Instructions for the task
Quote the records below in full, exactly as given, with the images taken out.

Data in this exercise
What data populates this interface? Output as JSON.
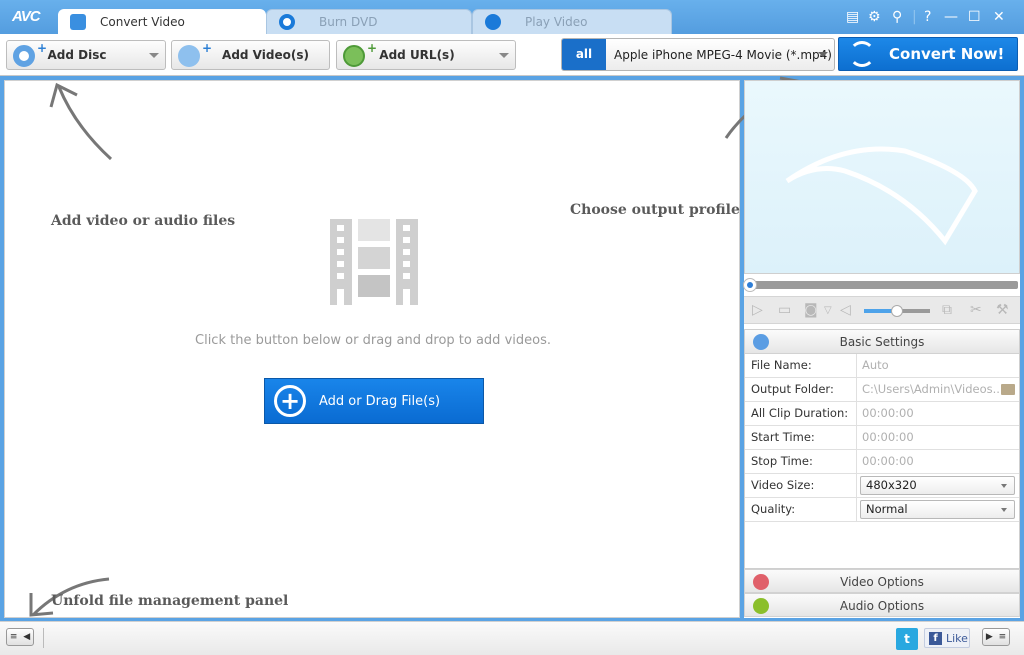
{
  "app": {
    "logo": "AVC"
  },
  "tabs": [
    {
      "label": "Convert Video",
      "icon": "refresh-icon",
      "active": true
    },
    {
      "label": "Burn DVD",
      "icon": "disc-icon",
      "active": false
    },
    {
      "label": "Play Video",
      "icon": "play-icon",
      "active": false
    }
  ],
  "window_controls": {
    "help": "?",
    "minimize": "—",
    "maximize": "☐",
    "close": "✕"
  },
  "toolbar": {
    "add_disc": "Add Disc",
    "add_videos": "Add Video(s)",
    "add_url": "Add URL(s)",
    "profile_icon_text": "all",
    "profile": "Apple iPhone MPEG-4 Movie (*.mp4)",
    "convert": "Convert Now!"
  },
  "main": {
    "hint_add": "Add video or audio files",
    "hint_profile": "Choose output profile and convert",
    "hint_unfold": "Unfold file management panel",
    "description": "Click the button below or drag and drop to add videos.",
    "add_button": "Add or Drag File(s)"
  },
  "player": {
    "seek_progress": 0,
    "volume": 0.5
  },
  "settings": {
    "header": "Basic Settings",
    "rows": [
      {
        "label": "File Name:",
        "value": "Auto"
      },
      {
        "label": "Output Folder:",
        "value": "C:\\Users\\Admin\\Videos..."
      },
      {
        "label": "All Clip Duration:",
        "value": "00:00:00"
      },
      {
        "label": "Start Time:",
        "value": "00:00:00"
      },
      {
        "label": "Stop Time:",
        "value": "00:00:00"
      },
      {
        "label": "Video Size:",
        "value": "480x320"
      },
      {
        "label": "Quality:",
        "value": "Normal"
      }
    ],
    "video_options": "Video Options",
    "audio_options": "Audio Options"
  },
  "statusbar": {
    "like": "Like"
  },
  "colors": {
    "accent": "#0d6fd0",
    "titlebar": "#5aa3e4"
  }
}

Result of this task
What data populates this interface? Output as JSON.
{
  "app": {
    "logo": "AVC"
  },
  "tabs": [
    {
      "label": "Convert Video",
      "icon": "refresh-icon",
      "active": true
    },
    {
      "label": "Burn DVD",
      "icon": "disc-icon",
      "active": false
    },
    {
      "label": "Play Video",
      "icon": "play-icon",
      "active": false
    }
  ],
  "window_controls": {
    "help": "?",
    "minimize": "—",
    "maximize": "☐",
    "close": "✕"
  },
  "toolbar": {
    "add_disc": "Add Disc",
    "add_videos": "Add Video(s)",
    "add_url": "Add URL(s)",
    "profile_icon_text": "all",
    "profile": "Apple iPhone MPEG-4 Movie (*.mp4)",
    "convert": "Convert Now!"
  },
  "main": {
    "hint_add": "Add video or audio files",
    "hint_profile": "Choose output profile and convert",
    "hint_unfold": "Unfold file management panel",
    "description": "Click the button below or drag and drop to add videos.",
    "add_button": "Add or Drag File(s)"
  },
  "player": {
    "seek_progress": 0,
    "volume": 0.5
  },
  "settings": {
    "header": "Basic Settings",
    "rows": [
      {
        "label": "File Name:",
        "value": "Auto"
      },
      {
        "label": "Output Folder:",
        "value": "C:\\Users\\Admin\\Videos..."
      },
      {
        "label": "All Clip Duration:",
        "value": "00:00:00"
      },
      {
        "label": "Start Time:",
        "value": "00:00:00"
      },
      {
        "label": "Stop Time:",
        "value": "00:00:00"
      },
      {
        "label": "Video Size:",
        "value": "480x320"
      },
      {
        "label": "Quality:",
        "value": "Normal"
      }
    ],
    "video_options": "Video Options",
    "audio_options": "Audio Options"
  },
  "statusbar": {
    "like": "Like"
  },
  "colors": {
    "accent": "#0d6fd0",
    "titlebar": "#5aa3e4"
  }
}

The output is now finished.